Search the entries below. Return every line that has "group" in it.

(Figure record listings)

—————

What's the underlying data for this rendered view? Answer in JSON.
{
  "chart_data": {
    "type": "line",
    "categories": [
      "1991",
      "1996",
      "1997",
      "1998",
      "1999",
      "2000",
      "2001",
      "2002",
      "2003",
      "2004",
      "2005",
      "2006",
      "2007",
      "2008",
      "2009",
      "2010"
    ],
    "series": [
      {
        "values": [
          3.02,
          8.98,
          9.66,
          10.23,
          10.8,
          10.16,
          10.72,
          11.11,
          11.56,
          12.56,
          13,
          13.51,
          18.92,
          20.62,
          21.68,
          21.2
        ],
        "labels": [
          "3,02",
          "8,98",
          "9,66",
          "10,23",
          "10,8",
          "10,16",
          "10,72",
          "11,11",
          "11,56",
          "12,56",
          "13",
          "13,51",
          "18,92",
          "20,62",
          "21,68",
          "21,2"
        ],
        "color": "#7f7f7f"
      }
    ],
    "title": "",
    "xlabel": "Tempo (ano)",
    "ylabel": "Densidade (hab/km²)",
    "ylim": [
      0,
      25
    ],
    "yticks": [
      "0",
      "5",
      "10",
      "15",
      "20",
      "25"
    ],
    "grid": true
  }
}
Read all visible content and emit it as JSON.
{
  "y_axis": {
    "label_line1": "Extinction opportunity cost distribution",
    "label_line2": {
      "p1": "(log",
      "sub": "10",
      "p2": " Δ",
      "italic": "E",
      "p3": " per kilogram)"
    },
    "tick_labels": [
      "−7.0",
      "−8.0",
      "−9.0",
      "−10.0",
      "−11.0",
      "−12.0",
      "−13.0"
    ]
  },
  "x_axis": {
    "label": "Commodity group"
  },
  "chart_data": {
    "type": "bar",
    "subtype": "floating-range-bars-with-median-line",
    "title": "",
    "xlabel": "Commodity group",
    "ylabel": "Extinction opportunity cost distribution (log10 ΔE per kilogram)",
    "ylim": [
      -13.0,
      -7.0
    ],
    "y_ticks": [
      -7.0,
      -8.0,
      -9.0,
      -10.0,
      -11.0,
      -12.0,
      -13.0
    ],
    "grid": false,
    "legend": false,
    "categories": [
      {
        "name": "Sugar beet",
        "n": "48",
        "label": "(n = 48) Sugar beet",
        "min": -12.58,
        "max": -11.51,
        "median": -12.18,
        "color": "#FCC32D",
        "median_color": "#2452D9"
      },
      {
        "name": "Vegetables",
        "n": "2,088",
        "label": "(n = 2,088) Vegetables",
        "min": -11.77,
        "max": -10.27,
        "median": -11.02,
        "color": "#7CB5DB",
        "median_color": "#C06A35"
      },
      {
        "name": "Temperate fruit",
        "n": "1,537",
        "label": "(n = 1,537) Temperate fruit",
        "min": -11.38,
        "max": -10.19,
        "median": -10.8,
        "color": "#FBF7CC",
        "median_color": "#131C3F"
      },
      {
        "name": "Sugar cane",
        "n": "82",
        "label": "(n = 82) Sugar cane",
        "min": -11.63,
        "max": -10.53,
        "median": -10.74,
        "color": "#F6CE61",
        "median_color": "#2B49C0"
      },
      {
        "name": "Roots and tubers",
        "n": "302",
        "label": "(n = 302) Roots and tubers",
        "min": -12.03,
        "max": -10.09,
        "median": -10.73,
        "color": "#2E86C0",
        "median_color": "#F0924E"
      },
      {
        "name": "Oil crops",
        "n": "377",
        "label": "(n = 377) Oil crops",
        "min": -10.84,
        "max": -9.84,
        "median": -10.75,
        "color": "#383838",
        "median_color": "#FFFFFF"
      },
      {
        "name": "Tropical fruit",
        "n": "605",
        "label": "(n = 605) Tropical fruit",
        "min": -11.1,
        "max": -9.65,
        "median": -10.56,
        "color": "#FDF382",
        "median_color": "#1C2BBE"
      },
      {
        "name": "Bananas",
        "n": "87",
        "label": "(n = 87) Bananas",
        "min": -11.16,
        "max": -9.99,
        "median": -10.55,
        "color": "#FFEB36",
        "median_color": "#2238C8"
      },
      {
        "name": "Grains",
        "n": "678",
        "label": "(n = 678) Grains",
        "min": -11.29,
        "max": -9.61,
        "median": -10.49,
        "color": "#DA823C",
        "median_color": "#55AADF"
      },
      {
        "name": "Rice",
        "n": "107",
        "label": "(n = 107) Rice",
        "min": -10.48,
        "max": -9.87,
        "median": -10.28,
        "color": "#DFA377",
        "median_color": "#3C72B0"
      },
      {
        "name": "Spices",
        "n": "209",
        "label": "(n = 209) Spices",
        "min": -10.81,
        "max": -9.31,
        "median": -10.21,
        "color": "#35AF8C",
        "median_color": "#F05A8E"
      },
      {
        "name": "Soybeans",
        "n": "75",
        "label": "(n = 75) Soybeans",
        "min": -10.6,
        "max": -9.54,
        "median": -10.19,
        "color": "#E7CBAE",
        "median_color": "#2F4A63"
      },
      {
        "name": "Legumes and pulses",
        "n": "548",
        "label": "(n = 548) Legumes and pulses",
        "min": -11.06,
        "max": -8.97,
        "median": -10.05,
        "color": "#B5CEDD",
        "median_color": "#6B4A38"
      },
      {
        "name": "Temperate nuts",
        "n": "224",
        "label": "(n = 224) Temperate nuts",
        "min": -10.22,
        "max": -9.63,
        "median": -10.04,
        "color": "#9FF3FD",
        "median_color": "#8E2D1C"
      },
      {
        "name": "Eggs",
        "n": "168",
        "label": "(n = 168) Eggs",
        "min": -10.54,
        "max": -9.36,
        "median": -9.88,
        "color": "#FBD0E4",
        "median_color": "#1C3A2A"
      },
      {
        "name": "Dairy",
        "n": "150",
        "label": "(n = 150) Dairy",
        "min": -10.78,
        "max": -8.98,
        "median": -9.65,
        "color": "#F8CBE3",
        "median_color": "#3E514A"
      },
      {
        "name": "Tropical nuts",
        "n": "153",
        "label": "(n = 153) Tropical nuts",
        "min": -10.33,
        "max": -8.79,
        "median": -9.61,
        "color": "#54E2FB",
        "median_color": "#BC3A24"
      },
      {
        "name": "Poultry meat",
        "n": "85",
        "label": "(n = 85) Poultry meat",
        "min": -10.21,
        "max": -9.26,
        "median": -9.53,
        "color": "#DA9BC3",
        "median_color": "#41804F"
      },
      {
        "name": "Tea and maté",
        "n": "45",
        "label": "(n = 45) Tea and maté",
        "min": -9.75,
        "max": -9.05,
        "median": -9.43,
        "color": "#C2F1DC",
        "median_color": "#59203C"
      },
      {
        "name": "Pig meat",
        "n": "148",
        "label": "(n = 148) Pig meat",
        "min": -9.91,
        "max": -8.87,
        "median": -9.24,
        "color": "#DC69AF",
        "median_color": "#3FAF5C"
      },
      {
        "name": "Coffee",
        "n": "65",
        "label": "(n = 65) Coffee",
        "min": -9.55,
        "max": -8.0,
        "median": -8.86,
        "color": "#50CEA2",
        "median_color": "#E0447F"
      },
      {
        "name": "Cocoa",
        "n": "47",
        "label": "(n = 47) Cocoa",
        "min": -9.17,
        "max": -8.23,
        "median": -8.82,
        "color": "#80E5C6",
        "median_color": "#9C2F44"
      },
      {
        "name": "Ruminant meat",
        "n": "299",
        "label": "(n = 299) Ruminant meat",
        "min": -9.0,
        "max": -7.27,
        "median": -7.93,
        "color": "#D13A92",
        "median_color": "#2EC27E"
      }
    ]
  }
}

—————

_SOLUTION TO THE EXERCISE_
    "label": "Commodity group"
    "xlabel": "Commodity group",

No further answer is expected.